• ENTRIES:
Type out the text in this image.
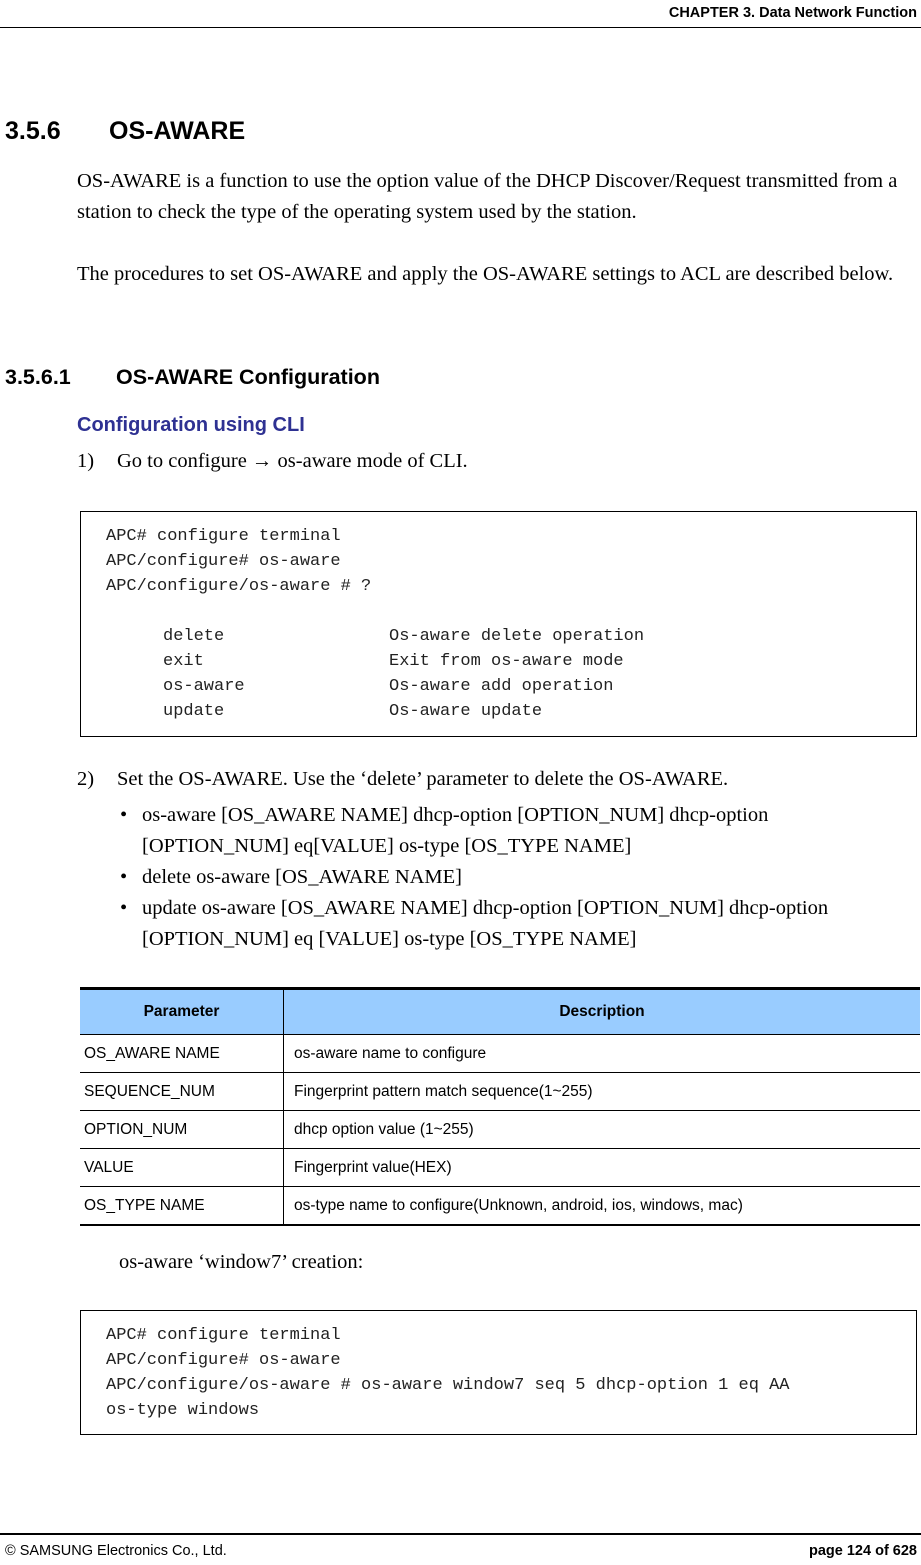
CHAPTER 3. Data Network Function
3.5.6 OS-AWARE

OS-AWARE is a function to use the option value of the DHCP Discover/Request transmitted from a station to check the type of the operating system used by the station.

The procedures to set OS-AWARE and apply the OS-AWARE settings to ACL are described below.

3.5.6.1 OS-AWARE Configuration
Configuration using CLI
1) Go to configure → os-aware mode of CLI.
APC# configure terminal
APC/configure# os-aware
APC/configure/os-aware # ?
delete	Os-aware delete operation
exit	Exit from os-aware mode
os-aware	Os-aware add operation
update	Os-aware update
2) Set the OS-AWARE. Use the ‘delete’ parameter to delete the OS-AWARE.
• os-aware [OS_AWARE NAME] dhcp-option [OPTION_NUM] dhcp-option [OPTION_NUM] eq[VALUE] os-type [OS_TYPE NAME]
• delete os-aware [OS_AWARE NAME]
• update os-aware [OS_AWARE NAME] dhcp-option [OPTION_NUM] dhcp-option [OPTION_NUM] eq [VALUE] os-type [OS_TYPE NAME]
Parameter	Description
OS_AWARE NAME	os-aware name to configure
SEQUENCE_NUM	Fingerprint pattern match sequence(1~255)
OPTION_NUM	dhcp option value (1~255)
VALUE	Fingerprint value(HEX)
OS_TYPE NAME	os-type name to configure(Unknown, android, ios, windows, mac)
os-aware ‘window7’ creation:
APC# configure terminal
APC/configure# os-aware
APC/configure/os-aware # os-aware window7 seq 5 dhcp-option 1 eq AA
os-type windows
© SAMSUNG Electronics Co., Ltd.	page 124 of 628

...

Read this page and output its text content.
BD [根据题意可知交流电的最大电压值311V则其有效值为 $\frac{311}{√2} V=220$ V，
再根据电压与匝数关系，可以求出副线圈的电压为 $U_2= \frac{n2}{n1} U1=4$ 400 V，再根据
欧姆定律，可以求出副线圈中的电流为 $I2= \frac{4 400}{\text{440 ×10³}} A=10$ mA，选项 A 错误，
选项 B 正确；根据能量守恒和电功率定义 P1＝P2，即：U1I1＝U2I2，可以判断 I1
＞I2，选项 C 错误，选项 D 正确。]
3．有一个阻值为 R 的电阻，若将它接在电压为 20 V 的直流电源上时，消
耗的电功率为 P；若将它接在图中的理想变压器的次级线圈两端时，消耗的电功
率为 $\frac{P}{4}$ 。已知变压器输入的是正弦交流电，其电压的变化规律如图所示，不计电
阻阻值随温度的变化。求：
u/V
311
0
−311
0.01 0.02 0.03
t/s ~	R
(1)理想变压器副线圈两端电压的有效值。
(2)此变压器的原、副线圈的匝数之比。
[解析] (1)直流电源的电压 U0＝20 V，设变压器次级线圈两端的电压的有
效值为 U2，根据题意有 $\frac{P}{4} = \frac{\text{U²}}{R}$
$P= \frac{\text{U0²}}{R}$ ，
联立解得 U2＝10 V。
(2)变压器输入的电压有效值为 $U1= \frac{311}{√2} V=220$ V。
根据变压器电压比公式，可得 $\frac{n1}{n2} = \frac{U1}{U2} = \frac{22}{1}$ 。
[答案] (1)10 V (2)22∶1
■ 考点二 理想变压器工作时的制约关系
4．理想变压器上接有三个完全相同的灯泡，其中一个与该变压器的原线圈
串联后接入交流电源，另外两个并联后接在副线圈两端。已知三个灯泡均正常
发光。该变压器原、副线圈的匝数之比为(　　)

• WHAT THE TASK ASKS: Check every line of the data, and copy the ones that contain "delete".

• THE RESPONSE:
delete	Os-aware delete operation
2) Set the OS-AWARE. Use the ‘delete’ parameter to delete the OS-AWARE.
• delete os-aware [OS_AWARE NAME]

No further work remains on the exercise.